(Data records)
◇ ◇ ◇ ◇ ◇

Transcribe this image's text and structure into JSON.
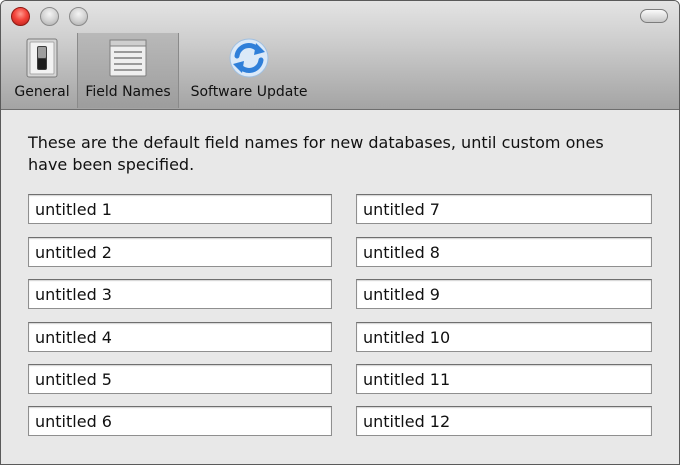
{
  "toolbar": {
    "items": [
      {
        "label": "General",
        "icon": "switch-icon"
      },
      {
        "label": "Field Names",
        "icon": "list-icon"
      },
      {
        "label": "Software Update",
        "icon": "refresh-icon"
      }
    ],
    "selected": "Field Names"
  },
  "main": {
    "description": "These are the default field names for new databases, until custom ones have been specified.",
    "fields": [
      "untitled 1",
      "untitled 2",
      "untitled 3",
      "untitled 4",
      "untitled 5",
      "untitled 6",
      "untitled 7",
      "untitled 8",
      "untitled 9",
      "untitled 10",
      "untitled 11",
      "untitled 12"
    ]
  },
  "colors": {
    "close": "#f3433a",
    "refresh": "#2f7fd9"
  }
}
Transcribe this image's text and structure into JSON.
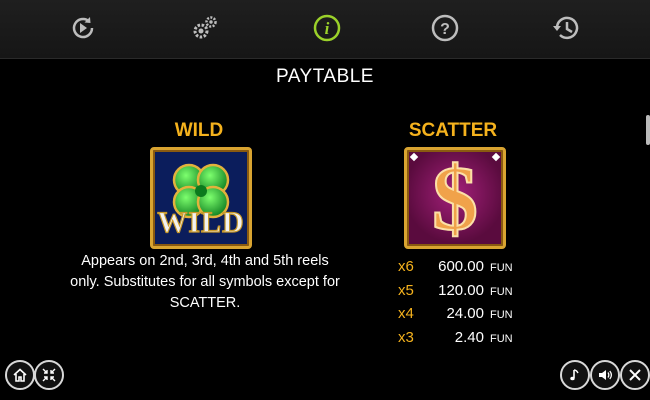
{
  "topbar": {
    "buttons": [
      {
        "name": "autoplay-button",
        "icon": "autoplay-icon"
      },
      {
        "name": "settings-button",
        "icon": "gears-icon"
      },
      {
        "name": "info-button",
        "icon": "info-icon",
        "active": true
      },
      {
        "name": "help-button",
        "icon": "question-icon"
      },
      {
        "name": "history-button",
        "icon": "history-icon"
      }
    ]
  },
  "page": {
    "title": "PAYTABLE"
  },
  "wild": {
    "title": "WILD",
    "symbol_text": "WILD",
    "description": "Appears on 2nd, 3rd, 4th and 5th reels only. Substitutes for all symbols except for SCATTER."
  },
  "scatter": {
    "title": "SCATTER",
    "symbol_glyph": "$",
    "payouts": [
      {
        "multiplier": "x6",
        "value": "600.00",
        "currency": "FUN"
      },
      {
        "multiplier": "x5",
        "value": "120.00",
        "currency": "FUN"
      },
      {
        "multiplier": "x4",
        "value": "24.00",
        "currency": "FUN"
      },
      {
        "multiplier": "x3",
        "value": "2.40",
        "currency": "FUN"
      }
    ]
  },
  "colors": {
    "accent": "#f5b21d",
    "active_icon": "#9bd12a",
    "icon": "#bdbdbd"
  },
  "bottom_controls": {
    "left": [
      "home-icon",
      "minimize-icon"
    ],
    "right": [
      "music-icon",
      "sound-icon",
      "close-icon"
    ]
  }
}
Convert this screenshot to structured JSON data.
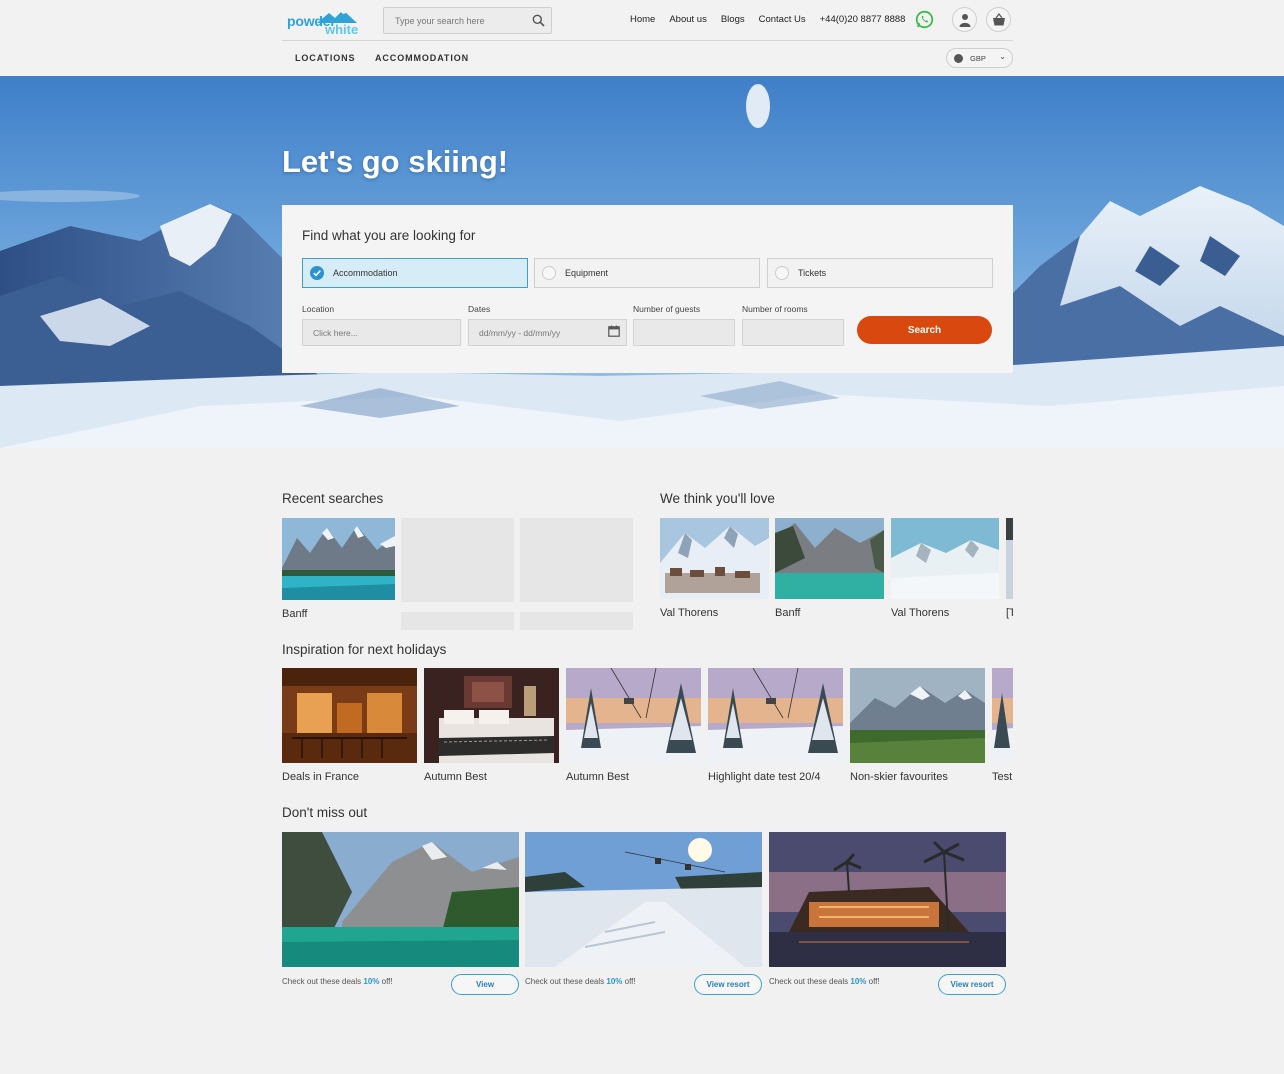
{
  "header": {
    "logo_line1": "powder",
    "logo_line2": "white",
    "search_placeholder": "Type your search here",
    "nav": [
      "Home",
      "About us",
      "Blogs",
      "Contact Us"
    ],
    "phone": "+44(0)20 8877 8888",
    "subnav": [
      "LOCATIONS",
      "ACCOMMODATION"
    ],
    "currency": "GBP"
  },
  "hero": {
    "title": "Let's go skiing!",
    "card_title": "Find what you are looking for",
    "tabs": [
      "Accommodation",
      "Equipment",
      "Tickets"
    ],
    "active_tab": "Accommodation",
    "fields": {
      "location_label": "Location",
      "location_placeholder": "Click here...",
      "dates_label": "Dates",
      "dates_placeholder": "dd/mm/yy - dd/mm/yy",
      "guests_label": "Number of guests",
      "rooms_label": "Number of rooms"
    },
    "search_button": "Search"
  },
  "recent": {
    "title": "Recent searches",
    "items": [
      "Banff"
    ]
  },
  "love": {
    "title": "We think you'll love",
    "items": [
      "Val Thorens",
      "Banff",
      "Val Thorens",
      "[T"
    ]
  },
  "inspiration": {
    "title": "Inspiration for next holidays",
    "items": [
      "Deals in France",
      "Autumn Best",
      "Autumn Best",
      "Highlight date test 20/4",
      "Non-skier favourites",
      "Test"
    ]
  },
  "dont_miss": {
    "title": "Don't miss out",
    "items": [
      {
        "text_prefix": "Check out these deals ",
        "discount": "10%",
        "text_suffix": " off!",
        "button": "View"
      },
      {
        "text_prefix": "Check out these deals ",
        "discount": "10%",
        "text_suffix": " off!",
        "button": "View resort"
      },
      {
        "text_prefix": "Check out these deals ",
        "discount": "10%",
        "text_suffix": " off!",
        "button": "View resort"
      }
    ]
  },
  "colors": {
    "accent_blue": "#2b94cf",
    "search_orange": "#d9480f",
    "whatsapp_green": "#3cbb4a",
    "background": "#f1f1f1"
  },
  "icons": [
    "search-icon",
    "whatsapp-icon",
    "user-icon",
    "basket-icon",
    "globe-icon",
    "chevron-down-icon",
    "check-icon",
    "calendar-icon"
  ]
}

◇ ◇ ◇ ◇ ◇

Task details
Find how many of the lines above have the word "multiplier" in them. State only that number.

In response
4